- _Required task_
Return the records word for word. Any pictures in them are not part of the copy.

Structured figure records
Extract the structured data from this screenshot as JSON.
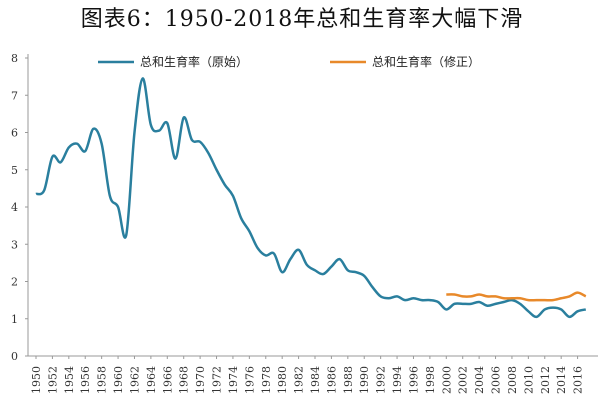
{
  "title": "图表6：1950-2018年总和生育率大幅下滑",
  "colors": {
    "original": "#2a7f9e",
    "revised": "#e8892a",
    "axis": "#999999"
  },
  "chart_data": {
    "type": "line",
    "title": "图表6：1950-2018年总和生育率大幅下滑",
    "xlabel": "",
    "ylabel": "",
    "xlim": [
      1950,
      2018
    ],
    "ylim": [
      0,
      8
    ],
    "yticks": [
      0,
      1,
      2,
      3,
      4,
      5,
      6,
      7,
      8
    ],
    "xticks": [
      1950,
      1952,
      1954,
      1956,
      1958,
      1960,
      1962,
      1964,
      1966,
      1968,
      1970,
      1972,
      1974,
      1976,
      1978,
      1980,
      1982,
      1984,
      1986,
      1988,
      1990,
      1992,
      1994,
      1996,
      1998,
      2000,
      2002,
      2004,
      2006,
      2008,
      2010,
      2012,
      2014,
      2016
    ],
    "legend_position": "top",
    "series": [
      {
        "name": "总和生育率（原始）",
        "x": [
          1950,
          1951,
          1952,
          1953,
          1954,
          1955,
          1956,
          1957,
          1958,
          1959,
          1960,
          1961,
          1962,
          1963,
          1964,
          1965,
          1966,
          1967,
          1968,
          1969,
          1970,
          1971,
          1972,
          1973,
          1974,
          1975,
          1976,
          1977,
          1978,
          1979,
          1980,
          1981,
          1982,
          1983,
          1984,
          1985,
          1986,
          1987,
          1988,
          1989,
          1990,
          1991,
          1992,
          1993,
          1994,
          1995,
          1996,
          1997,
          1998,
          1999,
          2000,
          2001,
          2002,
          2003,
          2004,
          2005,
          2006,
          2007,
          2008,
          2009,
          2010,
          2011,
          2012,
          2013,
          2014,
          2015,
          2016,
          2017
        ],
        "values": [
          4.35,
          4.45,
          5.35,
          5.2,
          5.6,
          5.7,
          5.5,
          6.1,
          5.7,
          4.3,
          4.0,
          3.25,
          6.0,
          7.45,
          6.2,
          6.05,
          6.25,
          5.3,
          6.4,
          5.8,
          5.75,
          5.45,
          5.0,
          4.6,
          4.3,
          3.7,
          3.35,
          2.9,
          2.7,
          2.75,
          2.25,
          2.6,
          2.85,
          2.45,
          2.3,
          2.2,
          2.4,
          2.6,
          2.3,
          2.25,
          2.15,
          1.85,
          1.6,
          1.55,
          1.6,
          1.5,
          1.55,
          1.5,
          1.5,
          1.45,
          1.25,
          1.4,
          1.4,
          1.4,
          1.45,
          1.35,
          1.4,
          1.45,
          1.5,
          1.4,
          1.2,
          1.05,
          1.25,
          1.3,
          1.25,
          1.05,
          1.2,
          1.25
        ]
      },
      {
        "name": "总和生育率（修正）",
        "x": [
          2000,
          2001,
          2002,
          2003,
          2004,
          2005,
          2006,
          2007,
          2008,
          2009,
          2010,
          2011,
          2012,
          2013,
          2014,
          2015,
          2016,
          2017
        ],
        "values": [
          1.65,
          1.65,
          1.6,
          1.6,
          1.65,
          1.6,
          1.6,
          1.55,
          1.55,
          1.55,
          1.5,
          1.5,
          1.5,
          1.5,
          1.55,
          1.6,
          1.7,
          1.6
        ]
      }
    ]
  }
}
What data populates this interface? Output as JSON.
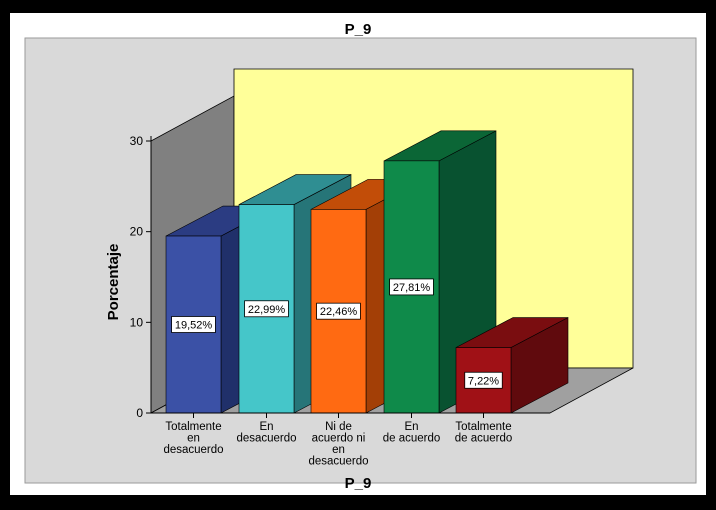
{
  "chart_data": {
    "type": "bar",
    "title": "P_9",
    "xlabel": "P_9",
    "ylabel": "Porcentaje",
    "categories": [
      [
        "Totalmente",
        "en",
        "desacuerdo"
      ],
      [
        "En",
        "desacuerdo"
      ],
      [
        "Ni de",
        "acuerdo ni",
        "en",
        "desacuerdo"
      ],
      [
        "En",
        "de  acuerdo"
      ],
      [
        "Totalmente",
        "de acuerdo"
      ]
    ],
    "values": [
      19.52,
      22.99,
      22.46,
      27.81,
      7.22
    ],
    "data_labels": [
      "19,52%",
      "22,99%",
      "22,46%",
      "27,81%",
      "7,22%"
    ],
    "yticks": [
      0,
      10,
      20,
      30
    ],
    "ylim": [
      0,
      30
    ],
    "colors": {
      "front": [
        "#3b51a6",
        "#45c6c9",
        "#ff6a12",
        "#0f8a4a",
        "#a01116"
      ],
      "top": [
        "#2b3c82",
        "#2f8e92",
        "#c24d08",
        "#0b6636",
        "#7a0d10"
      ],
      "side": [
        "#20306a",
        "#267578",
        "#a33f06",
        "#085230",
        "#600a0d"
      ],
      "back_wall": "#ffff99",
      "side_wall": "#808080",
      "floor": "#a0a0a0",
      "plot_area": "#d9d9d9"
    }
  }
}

- _Response_
Extract the structured data from this screenshot as JSON.
{
  "title": "图表6：1950-2018年总和生育率大幅下滑",
  "colors": {
    "original": "#2a7f9e",
    "revised": "#e8892a",
    "axis": "#999999"
  },
  "chart_data": {
    "type": "line",
    "title": "图表6：1950-2018年总和生育率大幅下滑",
    "xlabel": "",
    "ylabel": "",
    "xlim": [
      1950,
      2018
    ],
    "ylim": [
      0,
      8
    ],
    "yticks": [
      0,
      1,
      2,
      3,
      4,
      5,
      6,
      7,
      8
    ],
    "xticks": [
      1950,
      1952,
      1954,
      1956,
      1958,
      1960,
      1962,
      1964,
      1966,
      1968,
      1970,
      1972,
      1974,
      1976,
      1978,
      1980,
      1982,
      1984,
      1986,
      1988,
      1990,
      1992,
      1994,
      1996,
      1998,
      2000,
      2002,
      2004,
      2006,
      2008,
      2010,
      2012,
      2014,
      2016
    ],
    "legend_position": "top",
    "series": [
      {
        "name": "总和生育率（原始）",
        "x": [
          1950,
          1951,
          1952,
          1953,
          1954,
          1955,
          1956,
          1957,
          1958,
          1959,
          1960,
          1961,
          1962,
          1963,
          1964,
          1965,
          1966,
          1967,
          1968,
          1969,
          1970,
          1971,
          1972,
          1973,
          1974,
          1975,
          1976,
          1977,
          1978,
          1979,
          1980,
          1981,
          1982,
          1983,
          1984,
          1985,
          1986,
          1987,
          1988,
          1989,
          1990,
          1991,
          1992,
          1993,
          1994,
          1995,
          1996,
          1997,
          1998,
          1999,
          2000,
          2001,
          2002,
          2003,
          2004,
          2005,
          2006,
          2007,
          2008,
          2009,
          2010,
          2011,
          2012,
          2013,
          2014,
          2015,
          2016,
          2017
        ],
        "values": [
          4.35,
          4.45,
          5.35,
          5.2,
          5.6,
          5.7,
          5.5,
          6.1,
          5.7,
          4.3,
          4.0,
          3.25,
          6.0,
          7.45,
          6.2,
          6.05,
          6.25,
          5.3,
          6.4,
          5.8,
          5.75,
          5.45,
          5.0,
          4.6,
          4.3,
          3.7,
          3.35,
          2.9,
          2.7,
          2.75,
          2.25,
          2.6,
          2.85,
          2.45,
          2.3,
          2.2,
          2.4,
          2.6,
          2.3,
          2.25,
          2.15,
          1.85,
          1.6,
          1.55,
          1.6,
          1.5,
          1.55,
          1.5,
          1.5,
          1.45,
          1.25,
          1.4,
          1.4,
          1.4,
          1.45,
          1.35,
          1.4,
          1.45,
          1.5,
          1.4,
          1.2,
          1.05,
          1.25,
          1.3,
          1.25,
          1.05,
          1.2,
          1.25
        ]
      },
      {
        "name": "总和生育率（修正）",
        "x": [
          2000,
          2001,
          2002,
          2003,
          2004,
          2005,
          2006,
          2007,
          2008,
          2009,
          2010,
          2011,
          2012,
          2013,
          2014,
          2015,
          2016,
          2017
        ],
        "values": [
          1.65,
          1.65,
          1.6,
          1.6,
          1.65,
          1.6,
          1.6,
          1.55,
          1.55,
          1.55,
          1.5,
          1.5,
          1.5,
          1.5,
          1.55,
          1.6,
          1.7,
          1.6
        ]
      }
    ]
  }
}
What data populates this interface? Output as JSON.
{
  "chart_data": {
    "type": "bar",
    "title": "P_9",
    "xlabel": "P_9",
    "ylabel": "Porcentaje",
    "categories": [
      [
        "Totalmente",
        "en",
        "desacuerdo"
      ],
      [
        "En",
        "desacuerdo"
      ],
      [
        "Ni de",
        "acuerdo ni",
        "en",
        "desacuerdo"
      ],
      [
        "En",
        "de  acuerdo"
      ],
      [
        "Totalmente",
        "de acuerdo"
      ]
    ],
    "values": [
      19.52,
      22.99,
      22.46,
      27.81,
      7.22
    ],
    "data_labels": [
      "19,52%",
      "22,99%",
      "22,46%",
      "27,81%",
      "7,22%"
    ],
    "yticks": [
      0,
      10,
      20,
      30
    ],
    "ylim": [
      0,
      30
    ],
    "colors": {
      "front": [
        "#3b51a6",
        "#45c6c9",
        "#ff6a12",
        "#0f8a4a",
        "#a01116"
      ],
      "top": [
        "#2b3c82",
        "#2f8e92",
        "#c24d08",
        "#0b6636",
        "#7a0d10"
      ],
      "side": [
        "#20306a",
        "#267578",
        "#a33f06",
        "#085230",
        "#600a0d"
      ],
      "back_wall": "#ffff99",
      "side_wall": "#808080",
      "floor": "#a0a0a0",
      "plot_area": "#d9d9d9"
    }
  }
}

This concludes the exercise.